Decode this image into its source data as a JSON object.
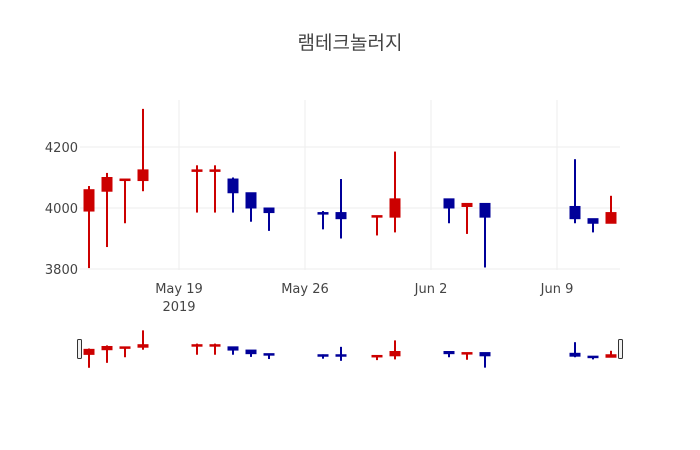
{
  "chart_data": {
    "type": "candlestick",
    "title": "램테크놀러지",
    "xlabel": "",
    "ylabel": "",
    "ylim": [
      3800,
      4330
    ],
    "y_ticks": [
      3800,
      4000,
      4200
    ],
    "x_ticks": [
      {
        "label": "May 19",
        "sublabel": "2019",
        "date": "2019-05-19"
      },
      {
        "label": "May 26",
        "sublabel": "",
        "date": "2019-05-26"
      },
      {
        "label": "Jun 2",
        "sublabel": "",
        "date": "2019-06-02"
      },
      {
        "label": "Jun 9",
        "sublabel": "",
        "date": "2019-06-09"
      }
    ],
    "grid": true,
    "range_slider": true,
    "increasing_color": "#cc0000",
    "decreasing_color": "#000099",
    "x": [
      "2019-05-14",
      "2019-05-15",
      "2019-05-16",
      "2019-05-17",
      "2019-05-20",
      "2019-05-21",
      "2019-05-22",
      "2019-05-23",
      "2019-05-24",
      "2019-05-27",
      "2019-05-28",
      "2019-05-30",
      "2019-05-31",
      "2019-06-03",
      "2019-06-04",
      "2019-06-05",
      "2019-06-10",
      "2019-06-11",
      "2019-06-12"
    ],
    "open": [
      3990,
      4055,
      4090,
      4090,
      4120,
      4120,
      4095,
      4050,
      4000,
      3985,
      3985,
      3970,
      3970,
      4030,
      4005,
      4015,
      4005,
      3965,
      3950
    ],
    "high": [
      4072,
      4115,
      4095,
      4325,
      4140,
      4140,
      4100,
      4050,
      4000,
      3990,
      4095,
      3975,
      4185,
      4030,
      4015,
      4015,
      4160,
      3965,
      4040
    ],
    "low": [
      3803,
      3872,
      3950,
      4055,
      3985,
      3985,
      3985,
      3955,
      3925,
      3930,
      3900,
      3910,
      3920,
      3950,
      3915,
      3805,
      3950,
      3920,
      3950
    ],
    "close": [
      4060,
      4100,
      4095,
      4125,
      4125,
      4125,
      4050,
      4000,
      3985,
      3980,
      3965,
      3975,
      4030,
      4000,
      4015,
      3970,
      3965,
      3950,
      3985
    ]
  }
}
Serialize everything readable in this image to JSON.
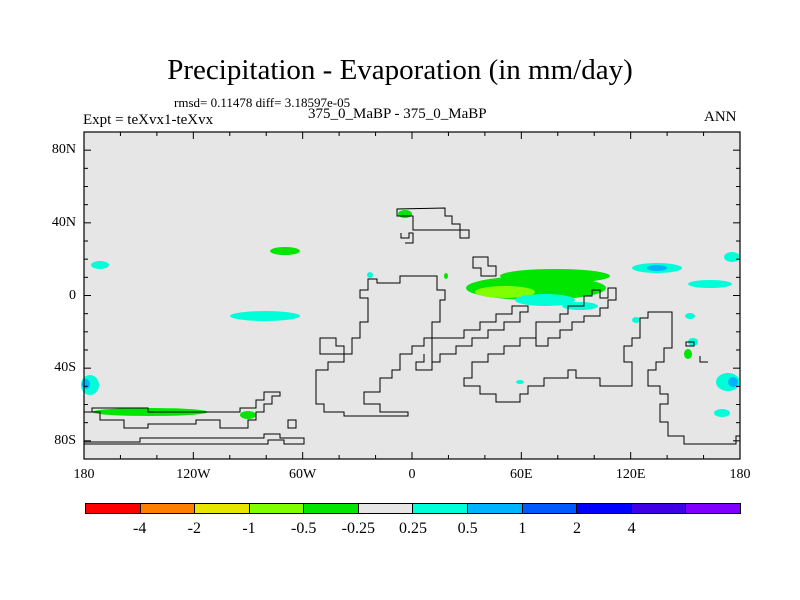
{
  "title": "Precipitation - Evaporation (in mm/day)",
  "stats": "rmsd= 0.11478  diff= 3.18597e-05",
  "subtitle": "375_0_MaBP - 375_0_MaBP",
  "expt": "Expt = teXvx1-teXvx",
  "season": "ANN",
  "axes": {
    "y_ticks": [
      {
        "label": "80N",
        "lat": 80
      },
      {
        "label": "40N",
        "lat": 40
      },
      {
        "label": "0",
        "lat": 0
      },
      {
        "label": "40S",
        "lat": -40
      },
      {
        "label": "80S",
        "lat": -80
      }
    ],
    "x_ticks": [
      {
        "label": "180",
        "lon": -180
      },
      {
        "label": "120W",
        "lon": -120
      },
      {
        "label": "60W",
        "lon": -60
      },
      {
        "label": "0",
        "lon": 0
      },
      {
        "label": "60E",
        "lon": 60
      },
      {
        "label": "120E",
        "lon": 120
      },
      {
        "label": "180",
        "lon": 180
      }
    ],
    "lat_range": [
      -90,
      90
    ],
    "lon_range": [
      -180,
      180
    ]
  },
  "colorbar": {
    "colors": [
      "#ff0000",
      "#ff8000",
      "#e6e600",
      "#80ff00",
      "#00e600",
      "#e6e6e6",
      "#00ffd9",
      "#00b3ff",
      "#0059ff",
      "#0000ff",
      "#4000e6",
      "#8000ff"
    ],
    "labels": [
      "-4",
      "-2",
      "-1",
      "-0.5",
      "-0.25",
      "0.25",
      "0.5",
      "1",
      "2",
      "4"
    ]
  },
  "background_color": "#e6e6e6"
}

Exercise goal: Set down every entry word for word, but omit the pictures.

Written response:
Decode this image into its source data as a JSON object.
{
  "chart_data": {
    "type": "candlestick",
    "title": "램테크놀러지",
    "xlabel": "",
    "ylabel": "",
    "ylim": [
      3800,
      4330
    ],
    "y_ticks": [
      3800,
      4000,
      4200
    ],
    "x_ticks": [
      {
        "label": "May 19",
        "sublabel": "2019",
        "date": "2019-05-19"
      },
      {
        "label": "May 26",
        "sublabel": "",
        "date": "2019-05-26"
      },
      {
        "label": "Jun 2",
        "sublabel": "",
        "date": "2019-06-02"
      },
      {
        "label": "Jun 9",
        "sublabel": "",
        "date": "2019-06-09"
      }
    ],
    "grid": true,
    "range_slider": true,
    "increasing_color": "#cc0000",
    "decreasing_color": "#000099",
    "x": [
      "2019-05-14",
      "2019-05-15",
      "2019-05-16",
      "2019-05-17",
      "2019-05-20",
      "2019-05-21",
      "2019-05-22",
      "2019-05-23",
      "2019-05-24",
      "2019-05-27",
      "2019-05-28",
      "2019-05-30",
      "2019-05-31",
      "2019-06-03",
      "2019-06-04",
      "2019-06-05",
      "2019-06-10",
      "2019-06-11",
      "2019-06-12"
    ],
    "open": [
      3990,
      4055,
      4090,
      4090,
      4120,
      4120,
      4095,
      4050,
      4000,
      3985,
      3985,
      3970,
      3970,
      4030,
      4005,
      4015,
      4005,
      3965,
      3950
    ],
    "high": [
      4072,
      4115,
      4095,
      4325,
      4140,
      4140,
      4100,
      4050,
      4000,
      3990,
      4095,
      3975,
      4185,
      4030,
      4015,
      4015,
      4160,
      3965,
      4040
    ],
    "low": [
      3803,
      3872,
      3950,
      4055,
      3985,
      3985,
      3985,
      3955,
      3925,
      3930,
      3900,
      3910,
      3920,
      3950,
      3915,
      3805,
      3950,
      3920,
      3950
    ],
    "close": [
      4060,
      4100,
      4095,
      4125,
      4125,
      4125,
      4050,
      4000,
      3985,
      3980,
      3965,
      3975,
      4030,
      4000,
      4015,
      3970,
      3965,
      3950,
      3985
    ]
  }
}
Serialize everything readable in this image to JSON.
{
  "title": "Precipitation - Evaporation (in mm/day)",
  "stats": "rmsd= 0.11478  diff= 3.18597e-05",
  "subtitle": "375_0_MaBP - 375_0_MaBP",
  "expt": "Expt = teXvx1-teXvx",
  "season": "ANN",
  "axes": {
    "y_ticks": [
      {
        "label": "80N",
        "lat": 80
      },
      {
        "label": "40N",
        "lat": 40
      },
      {
        "label": "0",
        "lat": 0
      },
      {
        "label": "40S",
        "lat": -40
      },
      {
        "label": "80S",
        "lat": -80
      }
    ],
    "x_ticks": [
      {
        "label": "180",
        "lon": -180
      },
      {
        "label": "120W",
        "lon": -120
      },
      {
        "label": "60W",
        "lon": -60
      },
      {
        "label": "0",
        "lon": 0
      },
      {
        "label": "60E",
        "lon": 60
      },
      {
        "label": "120E",
        "lon": 120
      },
      {
        "label": "180",
        "lon": 180
      }
    ],
    "lat_range": [
      -90,
      90
    ],
    "lon_range": [
      -180,
      180
    ]
  },
  "colorbar": {
    "colors": [
      "#ff0000",
      "#ff8000",
      "#e6e600",
      "#80ff00",
      "#00e600",
      "#e6e6e6",
      "#00ffd9",
      "#00b3ff",
      "#0059ff",
      "#0000ff",
      "#4000e6",
      "#8000ff"
    ],
    "labels": [
      "-4",
      "-2",
      "-1",
      "-0.5",
      "-0.25",
      "0.25",
      "0.5",
      "1",
      "2",
      "4"
    ]
  },
  "background_color": "#e6e6e6"
}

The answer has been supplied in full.